最初の行から「main-view-button[interactable]: 主界面 bbox=[440, 128, 552, 168]」を含む行までを、両端の行も含めて一字一句変えずに出力してください。

+++++

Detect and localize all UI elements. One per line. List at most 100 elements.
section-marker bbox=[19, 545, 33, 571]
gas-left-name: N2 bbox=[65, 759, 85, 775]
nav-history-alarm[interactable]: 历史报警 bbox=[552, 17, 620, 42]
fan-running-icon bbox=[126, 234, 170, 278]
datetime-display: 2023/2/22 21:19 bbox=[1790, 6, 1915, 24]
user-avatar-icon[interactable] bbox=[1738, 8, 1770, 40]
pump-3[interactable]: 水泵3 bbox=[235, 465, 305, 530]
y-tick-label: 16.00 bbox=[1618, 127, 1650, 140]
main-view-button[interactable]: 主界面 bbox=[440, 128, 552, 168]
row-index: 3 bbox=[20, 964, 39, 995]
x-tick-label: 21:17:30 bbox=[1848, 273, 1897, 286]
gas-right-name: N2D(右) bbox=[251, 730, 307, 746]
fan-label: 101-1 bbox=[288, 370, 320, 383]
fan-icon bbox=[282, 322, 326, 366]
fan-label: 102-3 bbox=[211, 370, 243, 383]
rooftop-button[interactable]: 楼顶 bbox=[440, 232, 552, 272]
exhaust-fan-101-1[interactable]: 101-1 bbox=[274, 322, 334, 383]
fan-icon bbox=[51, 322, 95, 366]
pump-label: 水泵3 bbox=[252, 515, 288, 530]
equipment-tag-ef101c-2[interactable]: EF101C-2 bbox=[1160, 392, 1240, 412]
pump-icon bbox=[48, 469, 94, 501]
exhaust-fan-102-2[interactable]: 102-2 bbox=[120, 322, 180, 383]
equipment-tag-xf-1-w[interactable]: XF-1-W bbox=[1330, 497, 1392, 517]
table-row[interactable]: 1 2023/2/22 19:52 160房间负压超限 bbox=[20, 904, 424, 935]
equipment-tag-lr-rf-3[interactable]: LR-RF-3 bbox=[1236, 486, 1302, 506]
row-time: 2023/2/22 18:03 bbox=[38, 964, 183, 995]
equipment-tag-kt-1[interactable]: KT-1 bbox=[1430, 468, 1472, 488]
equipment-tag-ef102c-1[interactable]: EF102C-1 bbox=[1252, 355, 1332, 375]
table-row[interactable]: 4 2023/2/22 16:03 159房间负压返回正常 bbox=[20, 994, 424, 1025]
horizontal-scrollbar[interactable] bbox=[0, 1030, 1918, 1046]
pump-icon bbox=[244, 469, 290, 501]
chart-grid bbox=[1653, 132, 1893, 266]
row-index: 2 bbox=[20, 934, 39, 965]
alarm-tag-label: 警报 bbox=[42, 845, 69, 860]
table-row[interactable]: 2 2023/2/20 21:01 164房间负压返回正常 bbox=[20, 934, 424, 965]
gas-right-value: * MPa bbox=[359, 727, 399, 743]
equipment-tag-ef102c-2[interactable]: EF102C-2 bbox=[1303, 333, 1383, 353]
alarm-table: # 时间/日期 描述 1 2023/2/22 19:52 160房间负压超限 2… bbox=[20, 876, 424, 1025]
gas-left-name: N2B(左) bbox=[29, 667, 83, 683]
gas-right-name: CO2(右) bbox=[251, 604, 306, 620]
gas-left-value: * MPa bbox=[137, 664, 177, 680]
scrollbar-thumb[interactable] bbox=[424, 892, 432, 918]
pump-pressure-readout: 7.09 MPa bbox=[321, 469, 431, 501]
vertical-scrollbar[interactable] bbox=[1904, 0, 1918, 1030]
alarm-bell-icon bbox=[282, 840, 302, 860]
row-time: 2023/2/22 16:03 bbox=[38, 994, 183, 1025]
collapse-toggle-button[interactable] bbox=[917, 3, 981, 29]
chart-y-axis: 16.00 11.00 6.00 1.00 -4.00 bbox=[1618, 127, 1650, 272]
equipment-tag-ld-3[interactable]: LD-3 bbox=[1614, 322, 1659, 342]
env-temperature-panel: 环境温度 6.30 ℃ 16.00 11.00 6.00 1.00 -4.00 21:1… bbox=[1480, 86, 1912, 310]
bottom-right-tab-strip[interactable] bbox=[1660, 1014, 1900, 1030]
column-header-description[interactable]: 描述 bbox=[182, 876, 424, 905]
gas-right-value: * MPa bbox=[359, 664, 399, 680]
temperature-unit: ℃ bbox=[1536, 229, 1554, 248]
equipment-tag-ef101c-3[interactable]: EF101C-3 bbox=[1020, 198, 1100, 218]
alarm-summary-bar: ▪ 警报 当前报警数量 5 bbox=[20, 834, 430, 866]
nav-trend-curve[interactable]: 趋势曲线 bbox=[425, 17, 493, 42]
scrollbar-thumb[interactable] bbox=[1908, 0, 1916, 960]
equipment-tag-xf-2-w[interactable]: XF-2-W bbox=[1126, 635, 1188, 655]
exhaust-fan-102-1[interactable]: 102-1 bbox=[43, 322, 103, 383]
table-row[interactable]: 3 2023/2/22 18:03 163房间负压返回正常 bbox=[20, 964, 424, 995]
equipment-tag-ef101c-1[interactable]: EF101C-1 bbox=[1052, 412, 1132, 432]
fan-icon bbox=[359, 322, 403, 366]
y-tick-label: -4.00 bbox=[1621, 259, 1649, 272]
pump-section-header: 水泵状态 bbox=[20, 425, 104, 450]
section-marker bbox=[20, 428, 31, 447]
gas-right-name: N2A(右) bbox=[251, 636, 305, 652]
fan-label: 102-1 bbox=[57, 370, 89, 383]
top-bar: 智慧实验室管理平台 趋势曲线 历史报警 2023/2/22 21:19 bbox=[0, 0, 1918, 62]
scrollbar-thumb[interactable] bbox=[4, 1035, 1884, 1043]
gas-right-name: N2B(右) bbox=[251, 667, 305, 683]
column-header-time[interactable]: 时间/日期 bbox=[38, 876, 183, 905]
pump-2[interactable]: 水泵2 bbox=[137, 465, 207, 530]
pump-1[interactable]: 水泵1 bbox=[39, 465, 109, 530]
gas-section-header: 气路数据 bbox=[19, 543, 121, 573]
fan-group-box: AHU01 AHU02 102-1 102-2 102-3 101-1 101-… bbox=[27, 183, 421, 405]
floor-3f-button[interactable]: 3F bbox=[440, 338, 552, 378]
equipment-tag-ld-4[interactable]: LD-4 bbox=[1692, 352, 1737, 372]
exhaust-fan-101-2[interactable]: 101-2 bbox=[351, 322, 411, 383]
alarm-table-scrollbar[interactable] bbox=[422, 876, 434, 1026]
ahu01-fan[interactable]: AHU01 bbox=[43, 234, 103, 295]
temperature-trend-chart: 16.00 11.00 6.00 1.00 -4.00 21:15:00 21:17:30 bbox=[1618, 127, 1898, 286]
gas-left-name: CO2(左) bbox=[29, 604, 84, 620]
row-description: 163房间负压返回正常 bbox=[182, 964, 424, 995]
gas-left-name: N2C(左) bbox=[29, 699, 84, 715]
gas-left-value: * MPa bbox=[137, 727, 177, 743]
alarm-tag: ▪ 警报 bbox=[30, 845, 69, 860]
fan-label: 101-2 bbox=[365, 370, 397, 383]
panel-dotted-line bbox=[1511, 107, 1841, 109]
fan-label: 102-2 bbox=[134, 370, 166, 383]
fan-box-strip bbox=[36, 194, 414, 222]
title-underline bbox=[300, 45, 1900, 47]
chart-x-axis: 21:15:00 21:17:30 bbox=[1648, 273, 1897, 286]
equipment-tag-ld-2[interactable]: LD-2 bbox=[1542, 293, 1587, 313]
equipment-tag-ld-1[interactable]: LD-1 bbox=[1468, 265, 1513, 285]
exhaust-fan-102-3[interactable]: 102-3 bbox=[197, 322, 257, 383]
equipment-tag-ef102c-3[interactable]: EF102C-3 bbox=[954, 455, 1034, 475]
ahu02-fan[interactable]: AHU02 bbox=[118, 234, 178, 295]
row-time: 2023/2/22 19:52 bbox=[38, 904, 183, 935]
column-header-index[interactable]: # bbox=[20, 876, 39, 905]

+++++

→ **完成した解答**
Detect and localize all UI elements. One per line. List at most 100 elements.
section-marker bbox=[19, 545, 33, 571]
gas-left-name: N2 bbox=[65, 759, 85, 775]
nav-history-alarm[interactable]: 历史报警 bbox=[552, 17, 620, 42]
fan-running-icon bbox=[126, 234, 170, 278]
datetime-display: 2023/2/22 21:19 bbox=[1790, 6, 1915, 24]
user-avatar-icon[interactable] bbox=[1738, 8, 1770, 40]
pump-3[interactable]: 水泵3 bbox=[235, 465, 305, 530]
y-tick-label: 16.00 bbox=[1618, 127, 1650, 140]
main-view-button[interactable]: 主界面 bbox=[440, 128, 552, 168]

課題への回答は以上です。